§ Entries:
▬▬▬▬▬▬▬▬▬▬
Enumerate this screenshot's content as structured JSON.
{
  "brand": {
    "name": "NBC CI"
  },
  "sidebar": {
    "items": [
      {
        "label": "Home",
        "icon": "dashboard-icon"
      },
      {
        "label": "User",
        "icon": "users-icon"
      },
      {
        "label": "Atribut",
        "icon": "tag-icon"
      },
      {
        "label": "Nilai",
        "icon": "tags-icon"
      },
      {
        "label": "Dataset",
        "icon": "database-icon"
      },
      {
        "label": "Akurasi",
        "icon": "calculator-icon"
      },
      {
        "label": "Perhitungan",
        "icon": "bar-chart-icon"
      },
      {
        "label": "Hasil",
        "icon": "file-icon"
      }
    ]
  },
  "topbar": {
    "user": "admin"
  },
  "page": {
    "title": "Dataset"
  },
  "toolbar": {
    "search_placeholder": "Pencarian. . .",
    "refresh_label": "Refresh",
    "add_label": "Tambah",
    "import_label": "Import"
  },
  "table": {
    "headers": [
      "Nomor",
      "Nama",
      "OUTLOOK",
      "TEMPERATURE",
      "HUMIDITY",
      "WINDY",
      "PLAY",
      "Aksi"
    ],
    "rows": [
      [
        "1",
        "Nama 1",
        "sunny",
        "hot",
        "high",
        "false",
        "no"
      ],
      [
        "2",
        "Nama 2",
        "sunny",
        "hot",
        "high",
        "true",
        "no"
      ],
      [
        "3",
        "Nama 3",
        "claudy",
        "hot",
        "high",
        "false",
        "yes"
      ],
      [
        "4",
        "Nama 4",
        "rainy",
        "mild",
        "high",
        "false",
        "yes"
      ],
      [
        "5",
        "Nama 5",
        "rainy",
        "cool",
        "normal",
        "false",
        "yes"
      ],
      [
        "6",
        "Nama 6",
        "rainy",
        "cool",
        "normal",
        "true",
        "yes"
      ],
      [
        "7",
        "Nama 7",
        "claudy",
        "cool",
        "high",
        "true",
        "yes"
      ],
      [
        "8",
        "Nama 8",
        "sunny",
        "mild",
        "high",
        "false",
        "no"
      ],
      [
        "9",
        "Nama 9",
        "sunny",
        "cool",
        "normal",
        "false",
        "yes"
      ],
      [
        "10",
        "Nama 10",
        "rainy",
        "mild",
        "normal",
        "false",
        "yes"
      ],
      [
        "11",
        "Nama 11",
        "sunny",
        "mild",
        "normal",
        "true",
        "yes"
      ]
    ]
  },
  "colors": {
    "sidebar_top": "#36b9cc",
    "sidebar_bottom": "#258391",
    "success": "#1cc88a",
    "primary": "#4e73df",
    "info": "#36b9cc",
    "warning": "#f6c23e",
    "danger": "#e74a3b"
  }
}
▬▬▬▬▬▬▬▬▬▬
§ Given instruction: Within the listing above, copy each line that has the string "Nama".

§ Answer:
      "Nama",
        "Nama 1",
        "Nama 2",
        "Nama 3",
        "Nama 4",
        "Nama 5",
        "Nama 6",
        "Nama 7",
        "Nama 8",
        "Nama 9",
        "Nama 10",
        "Nama 11",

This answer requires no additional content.